EXERCISE DETAILS: Return all of the entries exactly, with nothing added or left out.

[start]

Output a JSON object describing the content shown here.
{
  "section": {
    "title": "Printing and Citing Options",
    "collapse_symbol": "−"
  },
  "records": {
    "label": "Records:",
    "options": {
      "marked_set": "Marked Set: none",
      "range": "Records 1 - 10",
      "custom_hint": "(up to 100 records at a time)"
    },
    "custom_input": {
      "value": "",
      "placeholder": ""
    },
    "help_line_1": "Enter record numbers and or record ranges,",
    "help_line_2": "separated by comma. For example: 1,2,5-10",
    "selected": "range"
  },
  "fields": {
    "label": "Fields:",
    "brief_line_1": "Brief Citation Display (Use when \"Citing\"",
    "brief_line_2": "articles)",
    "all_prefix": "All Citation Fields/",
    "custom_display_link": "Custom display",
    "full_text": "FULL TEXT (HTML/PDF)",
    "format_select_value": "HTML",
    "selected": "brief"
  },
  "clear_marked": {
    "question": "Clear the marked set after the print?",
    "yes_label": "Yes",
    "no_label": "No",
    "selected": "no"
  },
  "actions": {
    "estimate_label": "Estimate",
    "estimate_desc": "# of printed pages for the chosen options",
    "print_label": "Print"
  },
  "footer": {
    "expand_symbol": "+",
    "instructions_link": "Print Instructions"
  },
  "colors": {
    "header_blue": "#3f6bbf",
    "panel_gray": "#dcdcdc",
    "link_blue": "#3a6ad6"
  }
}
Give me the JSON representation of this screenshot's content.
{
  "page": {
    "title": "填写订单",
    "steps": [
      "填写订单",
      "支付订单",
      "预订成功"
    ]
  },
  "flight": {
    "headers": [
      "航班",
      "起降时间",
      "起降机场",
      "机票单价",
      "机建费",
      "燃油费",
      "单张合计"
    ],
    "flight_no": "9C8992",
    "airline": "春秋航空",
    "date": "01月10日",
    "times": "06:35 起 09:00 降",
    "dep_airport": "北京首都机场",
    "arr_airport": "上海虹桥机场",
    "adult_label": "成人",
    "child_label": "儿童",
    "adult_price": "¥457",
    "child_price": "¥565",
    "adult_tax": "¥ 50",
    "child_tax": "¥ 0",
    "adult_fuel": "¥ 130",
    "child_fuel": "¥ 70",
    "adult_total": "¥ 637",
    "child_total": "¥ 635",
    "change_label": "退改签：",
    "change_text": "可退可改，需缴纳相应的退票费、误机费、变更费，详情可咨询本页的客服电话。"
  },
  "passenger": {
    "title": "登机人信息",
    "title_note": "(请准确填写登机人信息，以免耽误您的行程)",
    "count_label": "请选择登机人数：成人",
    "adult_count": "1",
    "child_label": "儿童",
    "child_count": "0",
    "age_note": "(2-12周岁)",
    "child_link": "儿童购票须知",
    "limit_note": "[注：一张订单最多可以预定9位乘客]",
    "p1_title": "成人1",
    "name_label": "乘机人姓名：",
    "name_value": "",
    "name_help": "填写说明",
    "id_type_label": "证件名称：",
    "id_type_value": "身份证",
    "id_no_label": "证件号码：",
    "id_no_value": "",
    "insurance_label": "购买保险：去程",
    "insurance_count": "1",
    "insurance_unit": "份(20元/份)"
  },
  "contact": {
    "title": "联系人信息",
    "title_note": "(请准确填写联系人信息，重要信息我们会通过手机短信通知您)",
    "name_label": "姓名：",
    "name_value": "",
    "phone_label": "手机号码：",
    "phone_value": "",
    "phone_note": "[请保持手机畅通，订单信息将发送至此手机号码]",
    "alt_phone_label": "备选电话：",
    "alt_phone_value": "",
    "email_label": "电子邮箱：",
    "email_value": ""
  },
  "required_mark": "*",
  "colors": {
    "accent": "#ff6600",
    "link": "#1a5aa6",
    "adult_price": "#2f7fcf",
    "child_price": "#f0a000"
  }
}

[end]

ANSWER TO THIS EXERCISE:
Output a JSON object describing the content shown here.
{
  "section": {
    "title": "Printing and Citing Options",
    "collapse_symbol": "−"
  },
  "records": {
    "label": "Records:",
    "options": {
      "marked_set": "Marked Set: none",
      "range": "Records 1 - 10",
      "custom_hint": "(up to 100 records at a time)"
    },
    "custom_input": {
      "value": "",
      "placeholder": ""
    },
    "help_line_1": "Enter record numbers and or record ranges,",
    "help_line_2": "separated by comma. For example: 1,2,5-10",
    "selected": "range"
  },
  "fields": {
    "label": "Fields:",
    "brief_line_1": "Brief Citation Display (Use when \"Citing\"",
    "brief_line_2": "articles)",
    "all_prefix": "All Citation Fields/",
    "custom_display_link": "Custom display",
    "full_text": "FULL TEXT (HTML/PDF)",
    "format_select_value": "HTML",
    "selected": "brief"
  },
  "clear_marked": {
    "question": "Clear the marked set after the print?",
    "yes_label": "Yes",
    "no_label": "No",
    "selected": "no"
  },
  "actions": {
    "estimate_label": "Estimate",
    "estimate_desc": "# of printed pages for the chosen options",
    "print_label": "Print"
  },
  "footer": {
    "expand_symbol": "+",
    "instructions_link": "Print Instructions"
  },
  "colors": {
    "header_blue": "#3f6bbf",
    "panel_gray": "#dcdcdc",
    "link_blue": "#3a6ad6"
  }
}
Give me the JSON representation of this screenshot's content.
{
  "page": {
    "title": "填写订单",
    "steps": [
      "填写订单",
      "支付订单",
      "预订成功"
    ]
  },
  "flight": {
    "headers": [
      "航班",
      "起降时间",
      "起降机场",
      "机票单价",
      "机建费",
      "燃油费",
      "单张合计"
    ],
    "flight_no": "9C8992",
    "airline": "春秋航空",
    "date": "01月10日",
    "times": "06:35 起 09:00 降",
    "dep_airport": "北京首都机场",
    "arr_airport": "上海虹桥机场",
    "adult_label": "成人",
    "child_label": "儿童",
    "adult_price": "¥457",
    "child_price": "¥565",
    "adult_tax": "¥ 50",
    "child_tax": "¥ 0",
    "adult_fuel": "¥ 130",
    "child_fuel": "¥ 70",
    "adult_total": "¥ 637",
    "child_total": "¥ 635",
    "change_label": "退改签：",
    "change_text": "可退可改，需缴纳相应的退票费、误机费、变更费，详情可咨询本页的客服电话。"
  },
  "passenger": {
    "title": "登机人信息",
    "title_note": "(请准确填写登机人信息，以免耽误您的行程)",
    "count_label": "请选择登机人数：成人",
    "adult_count": "1",
    "child_label": "儿童",
    "child_count": "0",
    "age_note": "(2-12周岁)",
    "child_link": "儿童购票须知",
    "limit_note": "[注：一张订单最多可以预定9位乘客]",
    "p1_title": "成人1",
    "name_label": "乘机人姓名：",
    "name_value": "",
    "name_help": "填写说明",
    "id_type_label": "证件名称：",
    "id_type_value": "身份证",
    "id_no_label": "证件号码：",
    "id_no_value": "",
    "insurance_label": "购买保险：去程",
    "insurance_count": "1",
    "insurance_unit": "份(20元/份)"
  },
  "contact": {
    "title": "联系人信息",
    "title_note": "(请准确填写联系人信息，重要信息我们会通过手机短信通知您)",
    "name_label": "姓名：",
    "name_value": "",
    "phone_label": "手机号码：",
    "phone_value": "",
    "phone_note": "[请保持手机畅通，订单信息将发送至此手机号码]",
    "alt_phone_label": "备选电话：",
    "alt_phone_value": "",
    "email_label": "电子邮箱：",
    "email_value": ""
  },
  "required_mark": "*",
  "colors": {
    "accent": "#ff6600",
    "link": "#1a5aa6",
    "adult_price": "#2f7fcf",
    "child_price": "#f0a000"
  }
}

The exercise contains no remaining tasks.